#### EXERCISE MATERIALS:

===

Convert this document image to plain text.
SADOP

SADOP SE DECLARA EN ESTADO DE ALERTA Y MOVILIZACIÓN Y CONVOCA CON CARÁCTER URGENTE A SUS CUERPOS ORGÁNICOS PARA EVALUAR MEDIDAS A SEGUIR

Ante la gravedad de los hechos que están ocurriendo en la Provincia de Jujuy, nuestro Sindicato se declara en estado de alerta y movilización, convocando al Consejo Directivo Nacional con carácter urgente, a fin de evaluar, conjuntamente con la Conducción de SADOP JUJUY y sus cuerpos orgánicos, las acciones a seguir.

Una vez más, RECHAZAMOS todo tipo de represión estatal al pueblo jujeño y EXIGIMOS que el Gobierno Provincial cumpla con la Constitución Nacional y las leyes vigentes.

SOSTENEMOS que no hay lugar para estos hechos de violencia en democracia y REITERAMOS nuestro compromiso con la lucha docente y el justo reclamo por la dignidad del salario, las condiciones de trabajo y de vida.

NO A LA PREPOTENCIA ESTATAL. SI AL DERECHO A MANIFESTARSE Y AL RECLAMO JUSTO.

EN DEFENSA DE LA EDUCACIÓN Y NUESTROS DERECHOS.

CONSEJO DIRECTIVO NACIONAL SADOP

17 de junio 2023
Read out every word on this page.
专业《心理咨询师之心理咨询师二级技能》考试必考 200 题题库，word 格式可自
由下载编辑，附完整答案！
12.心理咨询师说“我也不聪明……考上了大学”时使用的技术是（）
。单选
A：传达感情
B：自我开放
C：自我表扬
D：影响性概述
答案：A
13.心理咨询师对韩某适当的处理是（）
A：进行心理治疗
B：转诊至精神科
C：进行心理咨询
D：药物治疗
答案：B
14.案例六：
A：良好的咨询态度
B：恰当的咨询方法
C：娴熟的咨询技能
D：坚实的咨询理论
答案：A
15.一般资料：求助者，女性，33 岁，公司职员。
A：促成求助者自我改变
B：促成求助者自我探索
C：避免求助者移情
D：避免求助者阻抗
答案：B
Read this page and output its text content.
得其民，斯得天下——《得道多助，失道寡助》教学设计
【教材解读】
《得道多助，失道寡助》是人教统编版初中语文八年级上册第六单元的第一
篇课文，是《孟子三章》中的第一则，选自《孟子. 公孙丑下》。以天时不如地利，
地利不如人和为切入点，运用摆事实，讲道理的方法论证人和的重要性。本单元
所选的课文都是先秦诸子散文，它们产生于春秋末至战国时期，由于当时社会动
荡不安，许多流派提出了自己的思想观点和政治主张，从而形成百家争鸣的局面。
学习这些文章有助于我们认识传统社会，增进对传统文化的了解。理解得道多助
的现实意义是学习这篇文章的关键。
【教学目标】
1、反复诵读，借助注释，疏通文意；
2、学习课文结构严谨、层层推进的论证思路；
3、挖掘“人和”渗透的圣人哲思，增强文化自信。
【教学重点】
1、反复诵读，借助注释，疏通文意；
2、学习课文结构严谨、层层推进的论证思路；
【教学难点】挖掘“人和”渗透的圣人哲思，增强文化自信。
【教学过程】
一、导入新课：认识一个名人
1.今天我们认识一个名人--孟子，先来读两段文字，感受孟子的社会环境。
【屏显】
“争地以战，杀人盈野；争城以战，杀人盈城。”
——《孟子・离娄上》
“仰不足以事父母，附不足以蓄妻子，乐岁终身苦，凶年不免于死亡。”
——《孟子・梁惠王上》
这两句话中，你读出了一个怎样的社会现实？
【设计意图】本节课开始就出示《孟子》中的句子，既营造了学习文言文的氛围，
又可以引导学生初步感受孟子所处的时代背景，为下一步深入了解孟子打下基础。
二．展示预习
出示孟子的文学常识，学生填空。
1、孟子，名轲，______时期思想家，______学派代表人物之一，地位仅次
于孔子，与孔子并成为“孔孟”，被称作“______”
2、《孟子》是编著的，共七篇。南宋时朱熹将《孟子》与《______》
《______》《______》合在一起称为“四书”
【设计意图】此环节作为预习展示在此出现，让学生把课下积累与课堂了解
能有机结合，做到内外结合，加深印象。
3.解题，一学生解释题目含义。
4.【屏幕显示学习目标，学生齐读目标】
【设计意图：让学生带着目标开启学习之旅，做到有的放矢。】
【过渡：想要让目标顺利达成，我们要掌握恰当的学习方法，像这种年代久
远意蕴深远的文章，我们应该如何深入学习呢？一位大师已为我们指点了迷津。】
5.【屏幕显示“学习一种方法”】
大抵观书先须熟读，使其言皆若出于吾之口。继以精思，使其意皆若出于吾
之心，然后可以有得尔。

===

#### WHAT YOU ARE ASKED TO DO:
Pick out every line holding the string "设计意图" and return it.

#### RESULT BELOW:
【设计意图】本节课开始就出示《孟子》中的句子，既营造了学习文言文的氛围，
【设计意图】此环节作为预习展示在此出现，让学生把课下积累与课堂了解
【设计意图：让学生带着目标开启学习之旅，做到有的放矢。】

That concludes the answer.